Reproduce the records below verbatim, beginning at the line that contains "Find all labels, buttons, inputs, and" and stopping after the line that contains "value-2020: 191,493 (386, 514, 763, 587)".

****************************************

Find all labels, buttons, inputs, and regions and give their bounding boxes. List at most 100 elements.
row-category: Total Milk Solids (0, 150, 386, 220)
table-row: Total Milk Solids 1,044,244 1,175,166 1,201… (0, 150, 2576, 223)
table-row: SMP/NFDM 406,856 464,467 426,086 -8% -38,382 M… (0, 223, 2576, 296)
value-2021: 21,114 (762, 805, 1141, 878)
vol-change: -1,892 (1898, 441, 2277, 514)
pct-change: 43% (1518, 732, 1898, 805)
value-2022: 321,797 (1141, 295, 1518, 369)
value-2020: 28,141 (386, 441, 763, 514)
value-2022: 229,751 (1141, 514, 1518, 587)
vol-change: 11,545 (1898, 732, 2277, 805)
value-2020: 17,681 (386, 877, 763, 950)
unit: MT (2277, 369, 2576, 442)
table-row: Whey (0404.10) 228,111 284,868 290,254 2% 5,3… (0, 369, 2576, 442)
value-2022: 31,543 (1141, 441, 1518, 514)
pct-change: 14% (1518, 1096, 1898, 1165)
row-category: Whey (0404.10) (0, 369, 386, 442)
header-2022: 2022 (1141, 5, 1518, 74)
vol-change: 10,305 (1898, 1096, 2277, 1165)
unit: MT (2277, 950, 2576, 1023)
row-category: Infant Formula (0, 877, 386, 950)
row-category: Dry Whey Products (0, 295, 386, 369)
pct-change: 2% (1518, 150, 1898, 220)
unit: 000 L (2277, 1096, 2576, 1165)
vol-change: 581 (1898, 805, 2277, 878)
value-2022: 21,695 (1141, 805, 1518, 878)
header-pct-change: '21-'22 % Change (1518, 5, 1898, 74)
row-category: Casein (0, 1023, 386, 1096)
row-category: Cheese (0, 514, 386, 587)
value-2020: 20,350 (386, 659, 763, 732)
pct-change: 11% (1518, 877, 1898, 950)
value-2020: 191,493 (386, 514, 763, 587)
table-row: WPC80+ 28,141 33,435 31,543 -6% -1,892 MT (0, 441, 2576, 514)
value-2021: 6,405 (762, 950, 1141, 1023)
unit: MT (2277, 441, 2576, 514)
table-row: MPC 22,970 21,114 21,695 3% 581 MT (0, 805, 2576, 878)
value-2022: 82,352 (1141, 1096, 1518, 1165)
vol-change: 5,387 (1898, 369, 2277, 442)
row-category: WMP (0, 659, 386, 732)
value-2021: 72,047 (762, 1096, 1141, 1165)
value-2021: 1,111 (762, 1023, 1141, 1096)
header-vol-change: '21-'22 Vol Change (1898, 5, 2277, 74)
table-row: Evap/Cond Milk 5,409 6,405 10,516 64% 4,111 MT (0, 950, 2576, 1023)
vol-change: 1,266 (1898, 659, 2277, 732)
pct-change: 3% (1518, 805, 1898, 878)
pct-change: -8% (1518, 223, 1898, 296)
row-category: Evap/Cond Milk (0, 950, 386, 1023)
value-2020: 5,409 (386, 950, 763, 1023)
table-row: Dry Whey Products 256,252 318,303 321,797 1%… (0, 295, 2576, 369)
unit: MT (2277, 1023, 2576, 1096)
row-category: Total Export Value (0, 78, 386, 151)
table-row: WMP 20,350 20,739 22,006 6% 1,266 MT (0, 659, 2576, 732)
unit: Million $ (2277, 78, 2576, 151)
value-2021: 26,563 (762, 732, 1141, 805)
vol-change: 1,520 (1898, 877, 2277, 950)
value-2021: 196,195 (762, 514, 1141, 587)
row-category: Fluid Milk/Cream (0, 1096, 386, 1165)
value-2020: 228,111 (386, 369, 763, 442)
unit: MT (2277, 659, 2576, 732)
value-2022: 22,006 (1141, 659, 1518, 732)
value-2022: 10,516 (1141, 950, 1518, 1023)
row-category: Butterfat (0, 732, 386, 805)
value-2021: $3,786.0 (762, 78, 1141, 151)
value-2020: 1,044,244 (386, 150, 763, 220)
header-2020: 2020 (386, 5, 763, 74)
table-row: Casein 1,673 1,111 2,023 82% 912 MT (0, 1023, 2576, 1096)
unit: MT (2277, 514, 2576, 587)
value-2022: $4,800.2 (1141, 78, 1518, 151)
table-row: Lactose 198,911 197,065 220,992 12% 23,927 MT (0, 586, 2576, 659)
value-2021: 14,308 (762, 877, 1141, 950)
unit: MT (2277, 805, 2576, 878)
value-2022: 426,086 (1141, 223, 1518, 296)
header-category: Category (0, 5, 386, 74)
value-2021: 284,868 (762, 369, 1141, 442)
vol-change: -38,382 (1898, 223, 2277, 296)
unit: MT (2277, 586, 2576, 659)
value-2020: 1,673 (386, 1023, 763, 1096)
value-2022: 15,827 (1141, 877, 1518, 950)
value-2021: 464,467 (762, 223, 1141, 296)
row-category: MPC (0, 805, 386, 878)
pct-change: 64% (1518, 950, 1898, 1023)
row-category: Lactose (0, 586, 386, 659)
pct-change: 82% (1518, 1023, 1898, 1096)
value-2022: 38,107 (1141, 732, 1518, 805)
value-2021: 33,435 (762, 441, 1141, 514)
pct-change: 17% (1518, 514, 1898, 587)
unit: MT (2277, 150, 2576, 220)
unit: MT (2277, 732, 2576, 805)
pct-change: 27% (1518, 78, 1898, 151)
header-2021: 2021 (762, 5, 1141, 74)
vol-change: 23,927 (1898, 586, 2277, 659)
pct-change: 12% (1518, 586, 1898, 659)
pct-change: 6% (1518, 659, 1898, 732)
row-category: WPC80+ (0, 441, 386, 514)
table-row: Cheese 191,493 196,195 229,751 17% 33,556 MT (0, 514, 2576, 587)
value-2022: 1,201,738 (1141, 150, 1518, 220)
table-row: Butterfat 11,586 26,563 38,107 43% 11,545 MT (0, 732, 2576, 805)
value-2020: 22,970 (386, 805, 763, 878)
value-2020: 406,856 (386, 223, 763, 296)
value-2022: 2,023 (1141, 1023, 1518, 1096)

****************************************

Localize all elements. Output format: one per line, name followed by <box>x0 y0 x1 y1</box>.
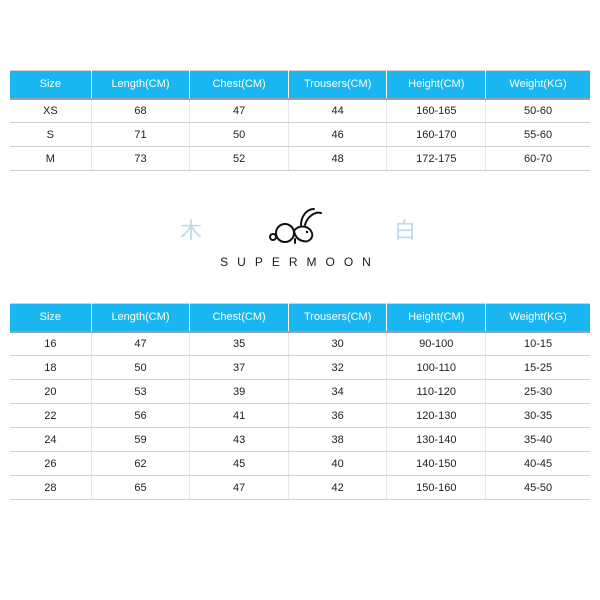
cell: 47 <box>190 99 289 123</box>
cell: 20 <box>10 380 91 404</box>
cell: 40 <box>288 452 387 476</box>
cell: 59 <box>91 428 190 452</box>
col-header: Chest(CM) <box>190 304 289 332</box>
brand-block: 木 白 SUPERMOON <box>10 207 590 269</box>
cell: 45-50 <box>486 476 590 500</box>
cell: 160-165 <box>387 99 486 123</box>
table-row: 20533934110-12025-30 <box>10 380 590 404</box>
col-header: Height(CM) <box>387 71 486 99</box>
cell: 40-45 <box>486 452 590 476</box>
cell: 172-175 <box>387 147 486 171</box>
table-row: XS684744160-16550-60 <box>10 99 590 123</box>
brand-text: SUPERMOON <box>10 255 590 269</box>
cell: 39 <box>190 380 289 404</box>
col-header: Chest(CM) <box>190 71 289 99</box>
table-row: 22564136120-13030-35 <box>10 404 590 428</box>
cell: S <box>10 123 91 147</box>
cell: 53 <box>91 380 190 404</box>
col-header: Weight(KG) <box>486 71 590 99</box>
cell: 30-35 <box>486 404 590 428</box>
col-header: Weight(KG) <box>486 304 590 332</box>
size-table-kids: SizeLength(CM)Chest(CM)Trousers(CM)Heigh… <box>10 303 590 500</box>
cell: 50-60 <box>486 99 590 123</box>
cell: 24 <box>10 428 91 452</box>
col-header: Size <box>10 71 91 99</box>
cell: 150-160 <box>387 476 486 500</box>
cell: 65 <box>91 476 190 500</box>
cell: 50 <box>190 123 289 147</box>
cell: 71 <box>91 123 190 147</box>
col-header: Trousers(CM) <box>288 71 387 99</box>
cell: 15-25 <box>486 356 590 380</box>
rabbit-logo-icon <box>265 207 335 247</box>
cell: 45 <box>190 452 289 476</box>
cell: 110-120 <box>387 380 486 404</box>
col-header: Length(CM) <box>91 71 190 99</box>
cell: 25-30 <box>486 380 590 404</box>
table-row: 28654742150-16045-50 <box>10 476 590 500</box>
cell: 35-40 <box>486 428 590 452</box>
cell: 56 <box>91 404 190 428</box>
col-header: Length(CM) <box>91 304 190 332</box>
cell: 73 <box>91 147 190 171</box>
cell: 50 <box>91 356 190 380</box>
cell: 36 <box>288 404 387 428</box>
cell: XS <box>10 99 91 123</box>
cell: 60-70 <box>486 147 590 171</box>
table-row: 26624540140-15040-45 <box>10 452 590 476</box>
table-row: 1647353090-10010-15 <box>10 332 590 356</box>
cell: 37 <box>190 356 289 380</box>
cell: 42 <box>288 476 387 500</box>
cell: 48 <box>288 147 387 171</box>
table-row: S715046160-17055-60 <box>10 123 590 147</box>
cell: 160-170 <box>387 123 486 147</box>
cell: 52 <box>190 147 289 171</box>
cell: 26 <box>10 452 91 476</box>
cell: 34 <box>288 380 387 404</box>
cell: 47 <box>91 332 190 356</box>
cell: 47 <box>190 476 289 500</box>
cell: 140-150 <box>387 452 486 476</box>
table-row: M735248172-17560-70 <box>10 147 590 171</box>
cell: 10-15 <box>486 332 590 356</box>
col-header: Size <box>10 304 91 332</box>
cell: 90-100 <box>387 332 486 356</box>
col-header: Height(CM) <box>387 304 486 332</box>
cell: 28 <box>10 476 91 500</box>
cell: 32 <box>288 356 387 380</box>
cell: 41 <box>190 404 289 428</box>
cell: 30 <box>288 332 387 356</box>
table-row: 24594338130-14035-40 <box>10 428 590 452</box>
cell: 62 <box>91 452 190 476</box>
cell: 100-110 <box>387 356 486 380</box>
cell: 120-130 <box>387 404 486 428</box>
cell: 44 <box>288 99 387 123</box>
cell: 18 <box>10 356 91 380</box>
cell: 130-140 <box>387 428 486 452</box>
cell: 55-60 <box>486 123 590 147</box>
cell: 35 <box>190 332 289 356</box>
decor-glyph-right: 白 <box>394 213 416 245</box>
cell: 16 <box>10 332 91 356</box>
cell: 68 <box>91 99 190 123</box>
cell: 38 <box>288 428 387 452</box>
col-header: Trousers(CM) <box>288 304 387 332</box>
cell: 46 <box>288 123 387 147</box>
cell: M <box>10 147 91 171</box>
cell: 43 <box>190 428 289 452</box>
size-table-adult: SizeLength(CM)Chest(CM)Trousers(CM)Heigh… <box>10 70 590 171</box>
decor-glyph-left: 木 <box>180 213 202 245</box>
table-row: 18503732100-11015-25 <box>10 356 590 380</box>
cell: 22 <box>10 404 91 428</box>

****************************************

_The response:_
Find all labels, buttons, inputs, and regions and give their bounding boxes. List at most 100 elements.
row-category: Total Milk Solids (0, 150, 386, 220)
table-row: Total Milk Solids 1,044,244 1,175,166 1,201… (0, 150, 2576, 223)
table-row: SMP/NFDM 406,856 464,467 426,086 -8% -38,382 M… (0, 223, 2576, 296)
value-2021: 21,114 (762, 805, 1141, 878)
vol-change: -1,892 (1898, 441, 2277, 514)
pct-change: 43% (1518, 732, 1898, 805)
value-2022: 321,797 (1141, 295, 1518, 369)
value-2020: 28,141 (386, 441, 763, 514)
value-2022: 229,751 (1141, 514, 1518, 587)
vol-change: 11,545 (1898, 732, 2277, 805)
value-2020: 17,681 (386, 877, 763, 950)
unit: MT (2277, 369, 2576, 442)
table-row: Whey (0404.10) 228,111 284,868 290,254 2% 5,3… (0, 369, 2576, 442)
value-2022: 31,543 (1141, 441, 1518, 514)
pct-change: 14% (1518, 1096, 1898, 1165)
row-category: Whey (0404.10) (0, 369, 386, 442)
header-2022: 2022 (1141, 5, 1518, 74)
vol-change: 10,305 (1898, 1096, 2277, 1165)
unit: MT (2277, 950, 2576, 1023)
row-category: Infant Formula (0, 877, 386, 950)
row-category: Dry Whey Products (0, 295, 386, 369)
pct-change: 2% (1518, 150, 1898, 220)
unit: 000 L (2277, 1096, 2576, 1165)
vol-change: 581 (1898, 805, 2277, 878)
value-2022: 21,695 (1141, 805, 1518, 878)
header-pct-change: '21-'22 % Change (1518, 5, 1898, 74)
row-category: Casein (0, 1023, 386, 1096)
row-category: Cheese (0, 514, 386, 587)
value-2020: 20,350 (386, 659, 763, 732)
pct-change: 11% (1518, 877, 1898, 950)
value-2020: 191,493 (386, 514, 763, 587)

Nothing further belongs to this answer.